▶ Task to carry out
Leave the pictures out. Return all other data exactly.

Collected data entries
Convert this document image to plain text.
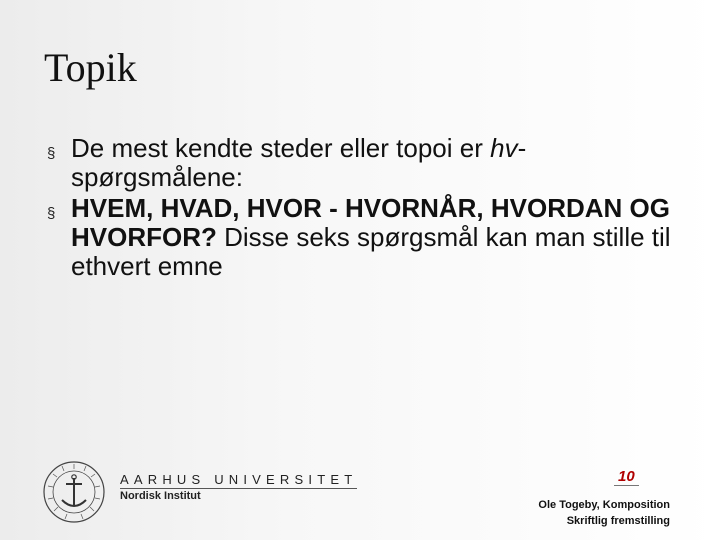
Topik
§ De mest kendte steder eller topoi er hv-spørgsmålene:
§ HVEM, HVAD, HVOR - HVORNÅR, HVORDAN OG HVORFOR? Disse seks spørgsmål kan man stille til ethvert emne
AARHUS UNIVERSITET
Nordisk Institut
10
Ole Togeby, Komposition
Skriftlig fremstilling
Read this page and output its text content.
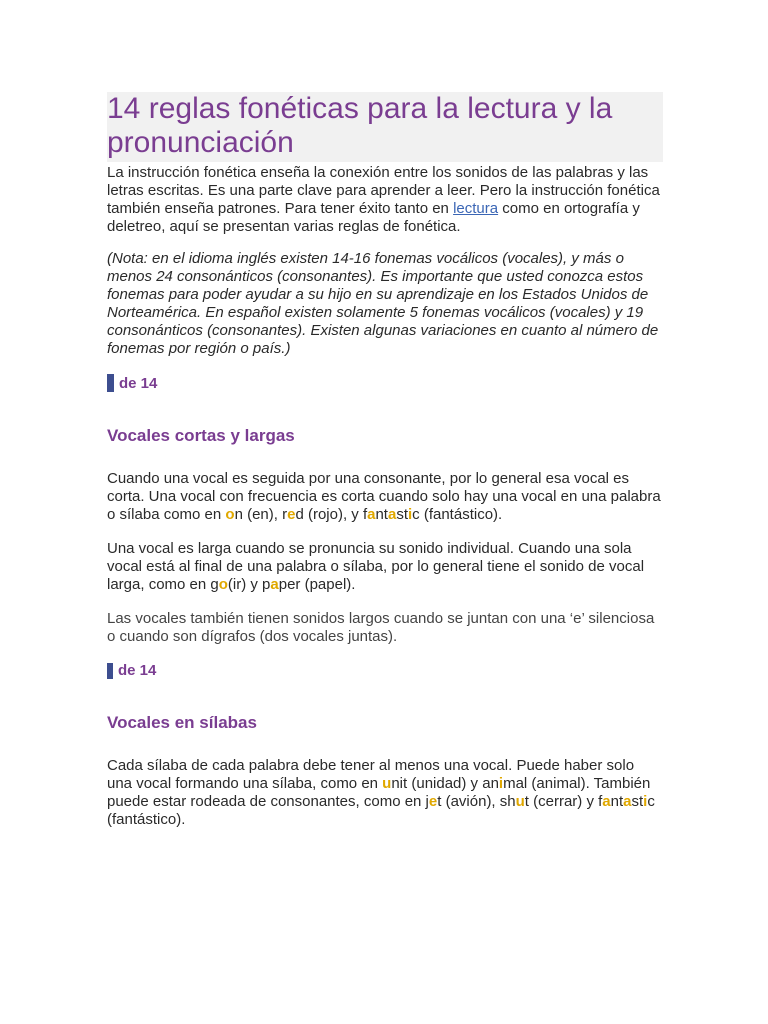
14 reglas fonéticas para la lectura y la pronunciación

La instrucción fonética enseña la conexión entre los sonidos de las palabras y las letras escritas. Es una parte clave para aprender a leer. Pero la instrucción fonética también enseña patrones. Para tener éxito tanto en lectura como en ortografía y deletreo, aquí se presentan varias reglas de fonética.

(Nota: en el idioma inglés existen 14-16 fonemas vocálicos (vocales), y más o menos 24 consonánticos (consonantes). Es importante que usted conozca estos fonemas para poder ayudar a su hijo en su aprendizaje en los Estados Unidos de Norteamérica. En español existen solamente 5 fonemas vocálicos (vocales) y 19 consonánticos (consonantes). Existen algunas variaciones en cuanto al número de fonemas por región o país.)

de 14
Vocales cortas y largas

Cuando una vocal es seguida por una consonante, por lo general esa vocal es corta. Una vocal con frecuencia es corta cuando solo hay una vocal en una palabra o sílaba como en on (en), red (rojo), y fantastic (fantástico).

Una vocal es larga cuando se pronuncia su sonido individual. Cuando una sola vocal está al final de una palabra o sílaba, por lo general tiene el sonido de vocal larga, como en go(ir) y paper (papel).

Las vocales también tienen sonidos largos cuando se juntan con una ‘e’ silenciosa o cuando son dígrafos (dos vocales juntas).

de 14
Vocales en sílabas

Cada sílaba de cada palabra debe tener al menos una vocal. Puede haber solo una vocal formando una sílaba, como en unit (unidad) y animal (animal). También puede estar rodeada de consonantes, como en jet (avión), shut (cerrar) y fantastic (fantástico).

▶ Finished task
Convert this document image to plain text.
Topik
§ De mest kendte steder eller topoi er hv-spørgsmålene:
§ HVEM, HVAD, HVOR - HVORNÅR, HVORDAN OG HVORFOR? Disse seks spørgsmål kan man stille til ethvert emne
AARHUS UNIVERSITET
Nordisk Institut
10
Ole Togeby, Komposition
Skriftlig fremstilling
Read this page and output its text content.
14 reglas fonéticas para la lectura y la pronunciación

La instrucción fonética enseña la conexión entre los sonidos de las palabras y las letras escritas. Es una parte clave para aprender a leer. Pero la instrucción fonética también enseña patrones. Para tener éxito tanto en lectura como en ortografía y deletreo, aquí se presentan varias reglas de fonética.

(Nota: en el idioma inglés existen 14-16 fonemas vocálicos (vocales), y más o menos 24 consonánticos (consonantes). Es importante que usted conozca estos fonemas para poder ayudar a su hijo en su aprendizaje en los Estados Unidos de Norteamérica. En español existen solamente 5 fonemas vocálicos (vocales) y 19 consonánticos (consonantes). Existen algunas variaciones en cuanto al número de fonemas por región o país.)

de 14
Vocales cortas y largas

Cuando una vocal es seguida por una consonante, por lo general esa vocal es corta. Una vocal con frecuencia es corta cuando solo hay una vocal en una palabra o sílaba como en on (en), red (rojo), y fantastic (fantástico).

Una vocal es larga cuando se pronuncia su sonido individual. Cuando una sola vocal está al final de una palabra o sílaba, por lo general tiene el sonido de vocal larga, como en go(ir) y paper (papel).

Las vocales también tienen sonidos largos cuando se juntan con una ‘e’ silenciosa o cuando son dígrafos (dos vocales juntas).

de 14
Vocales en sílabas

Cada sílaba de cada palabra debe tener al menos una vocal. Puede haber solo una vocal formando una sílaba, como en unit (unidad) y animal (animal). También puede estar rodeada de consonantes, como en jet (avión), shut (cerrar) y fantastic (fantástico).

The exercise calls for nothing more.